— START PROVIDED MATERIAL —

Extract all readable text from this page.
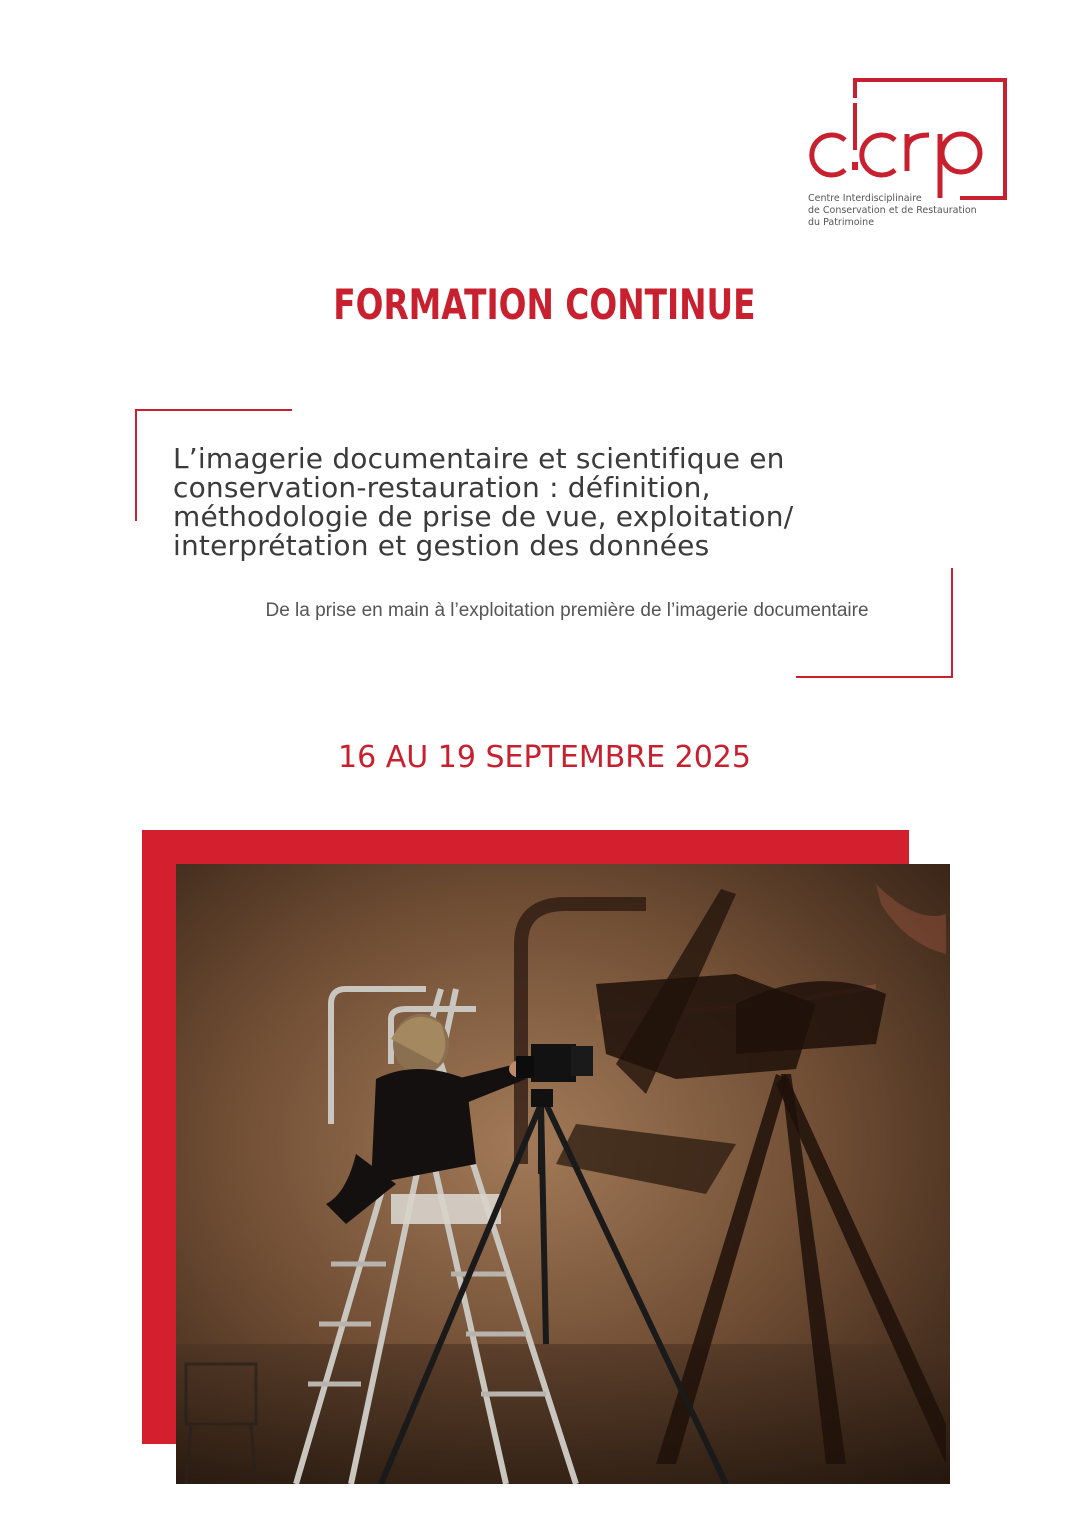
Centre Interdisciplinaire
de Conservation et de Restauration
du Patrimoine
FORMATION CONTINUE
L’imagerie documentaire et scientifique en
conservation-restauration : définition,
méthodologie de prise de vue, exploitation/
interprétation et gestion des données
De la prise en main à l’exploitation première de l’imagerie documentaire
16 AU 19 SEPTEMBRE 2025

— END PROVIDED MATERIAL —

- [GOAL]: Return each line exactly as written. Any picture gets left out.

- [RESPONSE TO THIS EXERCISE]:
Extract all readable text from this page.
Centre Interdisciplinaire
de Conservation et de Restauration
du Patrimoine
FORMATION CONTINUE
L’imagerie documentaire et scientifique en
conservation-restauration : définition,
méthodologie de prise de vue, exploitation/
interprétation et gestion des données
De la prise en main à l’exploitation première de l’imagerie documentaire
16 AU 19 SEPTEMBRE 2025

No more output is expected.